**The exercise**
Track down every line below that holds "Mordor" and copy it.
═══
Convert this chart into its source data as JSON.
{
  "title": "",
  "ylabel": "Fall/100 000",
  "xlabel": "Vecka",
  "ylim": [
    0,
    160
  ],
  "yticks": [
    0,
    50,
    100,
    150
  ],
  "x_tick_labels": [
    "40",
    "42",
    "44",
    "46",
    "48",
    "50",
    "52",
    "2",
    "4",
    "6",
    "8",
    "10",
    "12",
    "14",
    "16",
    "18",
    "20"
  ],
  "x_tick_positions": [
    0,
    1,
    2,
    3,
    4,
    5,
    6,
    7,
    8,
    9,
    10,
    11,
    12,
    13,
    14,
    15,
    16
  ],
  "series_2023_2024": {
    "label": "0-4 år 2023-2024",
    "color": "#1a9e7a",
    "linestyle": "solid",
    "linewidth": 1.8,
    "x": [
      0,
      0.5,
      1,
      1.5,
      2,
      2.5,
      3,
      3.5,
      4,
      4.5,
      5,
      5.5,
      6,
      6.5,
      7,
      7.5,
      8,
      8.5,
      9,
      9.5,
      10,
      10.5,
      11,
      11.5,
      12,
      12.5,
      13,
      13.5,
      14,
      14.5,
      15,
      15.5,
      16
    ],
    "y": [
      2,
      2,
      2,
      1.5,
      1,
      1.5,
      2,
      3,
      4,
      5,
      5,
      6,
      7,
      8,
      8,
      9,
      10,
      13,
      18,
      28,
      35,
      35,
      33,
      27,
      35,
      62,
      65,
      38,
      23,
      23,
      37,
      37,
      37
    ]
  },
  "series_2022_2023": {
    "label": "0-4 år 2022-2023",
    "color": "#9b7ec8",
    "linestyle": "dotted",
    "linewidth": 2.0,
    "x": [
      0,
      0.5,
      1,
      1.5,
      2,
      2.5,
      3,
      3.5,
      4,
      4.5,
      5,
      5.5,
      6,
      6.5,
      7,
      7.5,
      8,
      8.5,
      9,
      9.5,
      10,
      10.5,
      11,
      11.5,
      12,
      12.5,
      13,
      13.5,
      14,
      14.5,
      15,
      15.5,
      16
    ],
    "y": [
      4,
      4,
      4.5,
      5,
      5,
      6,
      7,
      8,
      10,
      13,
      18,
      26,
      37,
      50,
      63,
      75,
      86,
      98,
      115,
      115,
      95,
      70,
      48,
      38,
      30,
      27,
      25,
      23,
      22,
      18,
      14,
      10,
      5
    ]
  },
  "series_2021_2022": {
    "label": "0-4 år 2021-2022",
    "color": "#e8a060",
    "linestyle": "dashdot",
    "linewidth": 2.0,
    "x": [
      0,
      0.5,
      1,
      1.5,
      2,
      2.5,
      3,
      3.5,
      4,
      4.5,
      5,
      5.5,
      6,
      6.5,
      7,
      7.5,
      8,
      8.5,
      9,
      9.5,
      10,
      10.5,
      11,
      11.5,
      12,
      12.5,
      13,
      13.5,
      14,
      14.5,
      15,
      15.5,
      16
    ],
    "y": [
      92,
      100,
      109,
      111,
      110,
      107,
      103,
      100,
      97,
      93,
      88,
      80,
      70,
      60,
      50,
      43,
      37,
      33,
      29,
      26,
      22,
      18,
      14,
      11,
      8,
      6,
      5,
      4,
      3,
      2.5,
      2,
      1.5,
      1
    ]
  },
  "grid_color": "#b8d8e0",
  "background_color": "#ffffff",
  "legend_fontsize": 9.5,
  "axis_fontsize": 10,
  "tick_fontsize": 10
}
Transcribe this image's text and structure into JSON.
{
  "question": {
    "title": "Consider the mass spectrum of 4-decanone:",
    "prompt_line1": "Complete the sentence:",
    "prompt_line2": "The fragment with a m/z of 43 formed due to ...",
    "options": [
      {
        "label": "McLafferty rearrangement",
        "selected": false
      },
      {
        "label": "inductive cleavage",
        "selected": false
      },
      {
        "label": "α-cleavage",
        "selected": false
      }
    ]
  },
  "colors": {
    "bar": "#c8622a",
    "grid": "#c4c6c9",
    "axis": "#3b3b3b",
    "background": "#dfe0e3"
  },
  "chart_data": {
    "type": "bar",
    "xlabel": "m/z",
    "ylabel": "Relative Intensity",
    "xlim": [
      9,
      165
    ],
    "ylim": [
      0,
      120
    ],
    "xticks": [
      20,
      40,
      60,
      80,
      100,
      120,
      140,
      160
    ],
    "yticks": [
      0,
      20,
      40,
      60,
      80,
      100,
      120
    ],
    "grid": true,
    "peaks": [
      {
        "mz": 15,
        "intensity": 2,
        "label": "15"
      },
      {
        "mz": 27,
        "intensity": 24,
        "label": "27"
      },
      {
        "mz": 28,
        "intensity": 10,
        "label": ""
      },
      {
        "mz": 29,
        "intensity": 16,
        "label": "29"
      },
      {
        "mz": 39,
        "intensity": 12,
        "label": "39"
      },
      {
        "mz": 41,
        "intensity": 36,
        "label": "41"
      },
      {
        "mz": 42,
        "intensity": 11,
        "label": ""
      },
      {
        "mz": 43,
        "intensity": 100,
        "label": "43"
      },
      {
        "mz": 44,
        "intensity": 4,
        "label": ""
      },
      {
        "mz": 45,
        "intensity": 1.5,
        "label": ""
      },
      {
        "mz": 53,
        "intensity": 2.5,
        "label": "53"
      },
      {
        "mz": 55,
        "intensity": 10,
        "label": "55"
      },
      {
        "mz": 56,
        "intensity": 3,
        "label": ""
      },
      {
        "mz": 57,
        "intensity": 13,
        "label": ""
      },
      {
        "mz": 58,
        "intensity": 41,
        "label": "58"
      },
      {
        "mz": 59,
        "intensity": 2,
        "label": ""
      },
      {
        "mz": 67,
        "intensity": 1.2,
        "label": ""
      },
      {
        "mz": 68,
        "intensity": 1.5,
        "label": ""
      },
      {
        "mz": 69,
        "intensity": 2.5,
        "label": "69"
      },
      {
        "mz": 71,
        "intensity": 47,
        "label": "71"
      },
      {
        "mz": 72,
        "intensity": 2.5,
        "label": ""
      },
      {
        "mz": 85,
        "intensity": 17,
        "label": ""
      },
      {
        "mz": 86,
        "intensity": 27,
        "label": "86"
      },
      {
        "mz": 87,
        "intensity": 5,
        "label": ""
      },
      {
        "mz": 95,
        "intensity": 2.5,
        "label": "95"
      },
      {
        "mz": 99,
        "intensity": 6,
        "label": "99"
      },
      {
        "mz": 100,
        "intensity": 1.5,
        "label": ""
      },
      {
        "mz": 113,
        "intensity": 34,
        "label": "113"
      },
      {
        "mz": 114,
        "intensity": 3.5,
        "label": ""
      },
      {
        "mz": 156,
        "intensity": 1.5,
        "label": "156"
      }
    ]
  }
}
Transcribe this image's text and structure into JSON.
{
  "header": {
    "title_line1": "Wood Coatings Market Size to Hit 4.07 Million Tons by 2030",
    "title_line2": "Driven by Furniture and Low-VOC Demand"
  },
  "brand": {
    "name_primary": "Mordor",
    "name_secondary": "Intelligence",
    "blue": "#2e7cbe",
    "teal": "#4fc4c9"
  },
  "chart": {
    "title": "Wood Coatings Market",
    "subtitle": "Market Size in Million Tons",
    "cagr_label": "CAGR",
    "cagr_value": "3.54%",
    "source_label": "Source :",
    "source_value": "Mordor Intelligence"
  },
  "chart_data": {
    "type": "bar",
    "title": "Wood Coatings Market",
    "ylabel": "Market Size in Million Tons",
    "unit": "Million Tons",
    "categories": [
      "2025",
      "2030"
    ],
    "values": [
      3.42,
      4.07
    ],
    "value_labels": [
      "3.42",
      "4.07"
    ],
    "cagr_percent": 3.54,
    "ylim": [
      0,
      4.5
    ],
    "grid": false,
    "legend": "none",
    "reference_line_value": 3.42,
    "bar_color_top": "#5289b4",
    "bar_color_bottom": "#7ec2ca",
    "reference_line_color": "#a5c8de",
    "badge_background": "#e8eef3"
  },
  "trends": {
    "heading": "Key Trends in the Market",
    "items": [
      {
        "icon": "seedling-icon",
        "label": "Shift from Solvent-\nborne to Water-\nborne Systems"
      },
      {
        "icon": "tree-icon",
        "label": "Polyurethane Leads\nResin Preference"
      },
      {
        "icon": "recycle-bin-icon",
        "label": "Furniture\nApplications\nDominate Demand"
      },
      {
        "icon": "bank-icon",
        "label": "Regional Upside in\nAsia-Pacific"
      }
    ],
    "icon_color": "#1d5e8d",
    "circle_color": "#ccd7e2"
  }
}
═══
**Reply to the exercise**
    "name_primary": "Mordor",
    "source_value": "Mordor Intelligence"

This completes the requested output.